=== TASK DETAILS ===
Spot each line that carries the word "description"; copy those lines.

=== Data records ===

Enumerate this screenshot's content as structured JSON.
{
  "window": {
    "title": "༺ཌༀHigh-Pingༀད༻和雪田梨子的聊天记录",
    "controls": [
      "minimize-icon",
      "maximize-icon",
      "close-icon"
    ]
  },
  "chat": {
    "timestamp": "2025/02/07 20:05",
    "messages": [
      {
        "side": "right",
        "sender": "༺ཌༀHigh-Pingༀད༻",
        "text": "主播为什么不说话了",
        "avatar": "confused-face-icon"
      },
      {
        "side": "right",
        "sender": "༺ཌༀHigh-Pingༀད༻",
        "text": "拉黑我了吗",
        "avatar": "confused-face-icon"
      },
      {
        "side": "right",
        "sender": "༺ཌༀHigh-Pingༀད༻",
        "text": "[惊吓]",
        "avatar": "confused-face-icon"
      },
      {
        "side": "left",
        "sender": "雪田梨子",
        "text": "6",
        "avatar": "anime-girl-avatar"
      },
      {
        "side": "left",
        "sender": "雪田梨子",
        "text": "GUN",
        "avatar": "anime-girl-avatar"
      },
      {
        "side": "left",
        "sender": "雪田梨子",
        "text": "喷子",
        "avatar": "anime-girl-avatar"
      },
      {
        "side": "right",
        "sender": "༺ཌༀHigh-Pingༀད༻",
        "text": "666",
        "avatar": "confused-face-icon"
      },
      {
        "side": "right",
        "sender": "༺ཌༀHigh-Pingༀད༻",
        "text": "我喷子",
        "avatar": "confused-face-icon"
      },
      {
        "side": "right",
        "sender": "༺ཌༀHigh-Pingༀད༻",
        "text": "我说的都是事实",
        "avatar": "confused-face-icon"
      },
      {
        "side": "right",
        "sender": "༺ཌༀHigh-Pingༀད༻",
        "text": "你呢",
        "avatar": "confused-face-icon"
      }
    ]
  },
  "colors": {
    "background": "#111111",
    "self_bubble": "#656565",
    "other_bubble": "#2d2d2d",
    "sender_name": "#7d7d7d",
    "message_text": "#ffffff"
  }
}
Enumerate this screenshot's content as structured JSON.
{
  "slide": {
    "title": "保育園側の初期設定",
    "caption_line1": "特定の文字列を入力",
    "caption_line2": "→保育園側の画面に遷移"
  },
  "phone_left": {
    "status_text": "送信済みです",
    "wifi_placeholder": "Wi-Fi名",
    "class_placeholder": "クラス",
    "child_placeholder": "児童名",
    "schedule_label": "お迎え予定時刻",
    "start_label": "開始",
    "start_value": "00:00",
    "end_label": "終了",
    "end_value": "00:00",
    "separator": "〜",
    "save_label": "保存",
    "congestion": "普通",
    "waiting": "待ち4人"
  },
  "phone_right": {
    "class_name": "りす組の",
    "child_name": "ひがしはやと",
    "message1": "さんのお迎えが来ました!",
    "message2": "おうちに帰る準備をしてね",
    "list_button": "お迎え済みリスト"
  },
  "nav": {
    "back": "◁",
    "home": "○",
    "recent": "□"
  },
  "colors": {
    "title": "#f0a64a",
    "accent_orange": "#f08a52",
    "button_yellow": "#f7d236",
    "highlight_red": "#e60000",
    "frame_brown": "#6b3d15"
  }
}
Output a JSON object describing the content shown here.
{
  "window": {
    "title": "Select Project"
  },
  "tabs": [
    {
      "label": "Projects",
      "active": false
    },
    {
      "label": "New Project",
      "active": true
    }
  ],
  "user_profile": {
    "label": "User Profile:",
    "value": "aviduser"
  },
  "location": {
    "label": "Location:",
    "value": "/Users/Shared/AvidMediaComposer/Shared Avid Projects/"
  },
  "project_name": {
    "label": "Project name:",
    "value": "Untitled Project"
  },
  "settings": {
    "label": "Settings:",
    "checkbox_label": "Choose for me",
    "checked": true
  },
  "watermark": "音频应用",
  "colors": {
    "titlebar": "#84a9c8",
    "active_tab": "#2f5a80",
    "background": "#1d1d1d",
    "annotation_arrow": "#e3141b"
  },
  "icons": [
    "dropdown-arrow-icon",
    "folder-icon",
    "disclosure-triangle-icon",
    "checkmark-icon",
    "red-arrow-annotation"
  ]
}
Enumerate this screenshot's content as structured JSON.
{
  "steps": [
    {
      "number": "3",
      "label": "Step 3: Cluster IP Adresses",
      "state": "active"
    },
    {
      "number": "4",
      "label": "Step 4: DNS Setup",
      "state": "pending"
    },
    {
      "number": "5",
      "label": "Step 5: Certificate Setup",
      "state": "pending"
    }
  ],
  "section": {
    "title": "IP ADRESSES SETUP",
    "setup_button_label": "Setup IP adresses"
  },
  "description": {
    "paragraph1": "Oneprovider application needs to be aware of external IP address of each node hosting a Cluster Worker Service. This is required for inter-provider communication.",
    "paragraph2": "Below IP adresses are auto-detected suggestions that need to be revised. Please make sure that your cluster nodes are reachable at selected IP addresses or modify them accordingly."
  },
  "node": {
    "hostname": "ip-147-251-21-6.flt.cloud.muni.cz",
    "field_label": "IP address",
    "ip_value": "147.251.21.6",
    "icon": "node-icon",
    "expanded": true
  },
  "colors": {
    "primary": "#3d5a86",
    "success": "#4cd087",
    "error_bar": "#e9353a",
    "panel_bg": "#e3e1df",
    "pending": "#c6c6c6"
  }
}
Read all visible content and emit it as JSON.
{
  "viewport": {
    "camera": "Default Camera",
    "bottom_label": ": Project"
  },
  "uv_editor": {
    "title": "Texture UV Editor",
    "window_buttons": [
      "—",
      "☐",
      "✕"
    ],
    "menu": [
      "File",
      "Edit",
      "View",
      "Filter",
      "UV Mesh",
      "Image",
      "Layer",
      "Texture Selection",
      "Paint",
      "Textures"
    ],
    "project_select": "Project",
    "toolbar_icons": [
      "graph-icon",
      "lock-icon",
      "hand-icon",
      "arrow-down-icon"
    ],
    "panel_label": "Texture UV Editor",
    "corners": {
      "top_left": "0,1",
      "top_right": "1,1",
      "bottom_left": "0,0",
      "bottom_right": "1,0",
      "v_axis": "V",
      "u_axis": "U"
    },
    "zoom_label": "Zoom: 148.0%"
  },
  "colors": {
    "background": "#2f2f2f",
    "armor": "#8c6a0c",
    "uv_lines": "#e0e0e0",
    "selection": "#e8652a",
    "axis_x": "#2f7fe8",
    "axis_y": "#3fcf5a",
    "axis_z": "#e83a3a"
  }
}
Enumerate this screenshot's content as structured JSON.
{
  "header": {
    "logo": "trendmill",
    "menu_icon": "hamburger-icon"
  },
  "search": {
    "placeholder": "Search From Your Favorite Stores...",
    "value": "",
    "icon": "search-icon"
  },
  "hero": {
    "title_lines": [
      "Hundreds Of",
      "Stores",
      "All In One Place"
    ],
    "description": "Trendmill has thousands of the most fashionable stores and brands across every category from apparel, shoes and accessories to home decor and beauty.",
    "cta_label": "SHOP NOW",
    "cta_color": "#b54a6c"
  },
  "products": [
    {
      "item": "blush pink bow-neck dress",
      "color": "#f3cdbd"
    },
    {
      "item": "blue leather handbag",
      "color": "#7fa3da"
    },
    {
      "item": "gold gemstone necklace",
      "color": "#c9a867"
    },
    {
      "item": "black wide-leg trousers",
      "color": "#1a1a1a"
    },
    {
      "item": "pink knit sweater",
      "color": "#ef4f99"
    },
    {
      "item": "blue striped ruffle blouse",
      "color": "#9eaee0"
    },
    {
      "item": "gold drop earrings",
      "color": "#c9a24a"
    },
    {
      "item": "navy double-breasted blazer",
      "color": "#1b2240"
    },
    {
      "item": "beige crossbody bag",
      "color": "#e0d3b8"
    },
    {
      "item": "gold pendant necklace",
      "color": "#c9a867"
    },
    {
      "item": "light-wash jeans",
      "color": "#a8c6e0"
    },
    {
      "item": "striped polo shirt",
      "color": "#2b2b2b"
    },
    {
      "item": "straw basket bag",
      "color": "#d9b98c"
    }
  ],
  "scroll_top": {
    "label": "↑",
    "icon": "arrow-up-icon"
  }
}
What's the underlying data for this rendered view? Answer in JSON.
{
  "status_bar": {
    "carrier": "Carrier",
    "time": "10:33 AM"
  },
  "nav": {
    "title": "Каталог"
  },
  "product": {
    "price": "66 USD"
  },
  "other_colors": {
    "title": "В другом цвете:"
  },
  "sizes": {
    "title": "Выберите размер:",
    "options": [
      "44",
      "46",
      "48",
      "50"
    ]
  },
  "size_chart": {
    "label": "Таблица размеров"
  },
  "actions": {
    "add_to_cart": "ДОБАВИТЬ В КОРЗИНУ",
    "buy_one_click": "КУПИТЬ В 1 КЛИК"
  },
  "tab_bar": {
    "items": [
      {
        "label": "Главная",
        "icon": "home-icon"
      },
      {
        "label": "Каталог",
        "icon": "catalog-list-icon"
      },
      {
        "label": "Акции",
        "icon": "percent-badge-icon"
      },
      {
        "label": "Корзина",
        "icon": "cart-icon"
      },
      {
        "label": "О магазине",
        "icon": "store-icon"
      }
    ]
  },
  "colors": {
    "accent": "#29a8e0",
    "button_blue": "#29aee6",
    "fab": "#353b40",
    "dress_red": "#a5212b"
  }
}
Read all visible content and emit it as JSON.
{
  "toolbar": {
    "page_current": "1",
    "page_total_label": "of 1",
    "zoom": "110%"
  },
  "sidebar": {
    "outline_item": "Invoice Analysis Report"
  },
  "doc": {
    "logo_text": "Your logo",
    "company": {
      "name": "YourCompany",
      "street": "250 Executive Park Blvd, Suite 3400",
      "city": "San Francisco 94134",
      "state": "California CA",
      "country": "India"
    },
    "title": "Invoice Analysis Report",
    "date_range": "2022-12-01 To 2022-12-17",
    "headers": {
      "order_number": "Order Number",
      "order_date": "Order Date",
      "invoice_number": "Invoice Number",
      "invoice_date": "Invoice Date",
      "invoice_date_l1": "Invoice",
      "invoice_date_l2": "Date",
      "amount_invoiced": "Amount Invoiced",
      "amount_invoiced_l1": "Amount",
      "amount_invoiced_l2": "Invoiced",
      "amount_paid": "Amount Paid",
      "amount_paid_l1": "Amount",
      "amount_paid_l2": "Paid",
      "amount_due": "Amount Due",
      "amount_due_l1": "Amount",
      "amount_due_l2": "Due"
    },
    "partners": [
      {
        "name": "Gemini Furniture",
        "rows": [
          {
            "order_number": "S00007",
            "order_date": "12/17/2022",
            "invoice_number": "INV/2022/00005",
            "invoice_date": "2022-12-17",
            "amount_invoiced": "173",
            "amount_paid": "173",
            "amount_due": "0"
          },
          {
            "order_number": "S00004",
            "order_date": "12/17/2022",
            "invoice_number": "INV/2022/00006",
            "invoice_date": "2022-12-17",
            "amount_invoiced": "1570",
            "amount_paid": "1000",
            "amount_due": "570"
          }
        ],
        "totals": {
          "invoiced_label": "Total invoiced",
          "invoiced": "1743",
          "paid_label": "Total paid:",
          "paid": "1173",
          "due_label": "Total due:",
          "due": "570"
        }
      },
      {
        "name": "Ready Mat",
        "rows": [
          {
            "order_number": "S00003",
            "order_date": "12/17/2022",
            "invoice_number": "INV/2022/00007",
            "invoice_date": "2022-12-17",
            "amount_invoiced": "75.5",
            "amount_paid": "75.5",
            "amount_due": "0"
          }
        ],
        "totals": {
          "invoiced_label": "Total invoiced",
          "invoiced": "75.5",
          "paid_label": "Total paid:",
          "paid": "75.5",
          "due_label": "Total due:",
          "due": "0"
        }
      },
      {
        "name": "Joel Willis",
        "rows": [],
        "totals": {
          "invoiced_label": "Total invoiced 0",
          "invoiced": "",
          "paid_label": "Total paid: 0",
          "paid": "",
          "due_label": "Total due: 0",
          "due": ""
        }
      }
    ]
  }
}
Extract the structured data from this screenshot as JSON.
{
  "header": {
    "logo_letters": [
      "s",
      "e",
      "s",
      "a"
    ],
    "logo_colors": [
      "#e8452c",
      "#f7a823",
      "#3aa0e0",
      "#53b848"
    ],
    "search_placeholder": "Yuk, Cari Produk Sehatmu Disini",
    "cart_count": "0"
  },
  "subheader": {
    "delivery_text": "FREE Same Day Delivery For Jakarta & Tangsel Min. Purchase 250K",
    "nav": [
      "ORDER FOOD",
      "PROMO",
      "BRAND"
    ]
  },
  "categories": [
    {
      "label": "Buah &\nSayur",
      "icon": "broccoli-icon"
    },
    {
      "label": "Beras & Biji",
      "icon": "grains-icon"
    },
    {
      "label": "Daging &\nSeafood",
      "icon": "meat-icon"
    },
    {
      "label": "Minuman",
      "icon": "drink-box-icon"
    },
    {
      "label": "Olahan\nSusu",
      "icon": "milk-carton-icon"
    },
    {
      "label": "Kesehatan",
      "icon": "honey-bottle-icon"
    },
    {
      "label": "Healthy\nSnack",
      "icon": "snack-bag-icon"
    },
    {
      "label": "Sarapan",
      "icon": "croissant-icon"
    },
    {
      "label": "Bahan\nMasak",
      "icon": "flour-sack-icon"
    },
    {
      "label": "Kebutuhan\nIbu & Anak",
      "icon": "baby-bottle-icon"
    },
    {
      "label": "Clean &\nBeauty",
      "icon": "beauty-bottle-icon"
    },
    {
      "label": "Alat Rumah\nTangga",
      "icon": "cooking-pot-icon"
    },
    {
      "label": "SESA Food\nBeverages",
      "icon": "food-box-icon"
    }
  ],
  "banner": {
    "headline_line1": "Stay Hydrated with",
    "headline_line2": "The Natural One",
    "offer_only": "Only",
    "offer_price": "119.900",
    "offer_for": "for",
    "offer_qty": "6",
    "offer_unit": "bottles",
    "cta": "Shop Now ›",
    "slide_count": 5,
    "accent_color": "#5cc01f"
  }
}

=== RESULT FOR THIS EXERCISE ===
  "description": {
    "description": "Trendmill has thousands of the most fashionable stores and brands across every category from apparel, shoes and accessories to home decor and beauty.",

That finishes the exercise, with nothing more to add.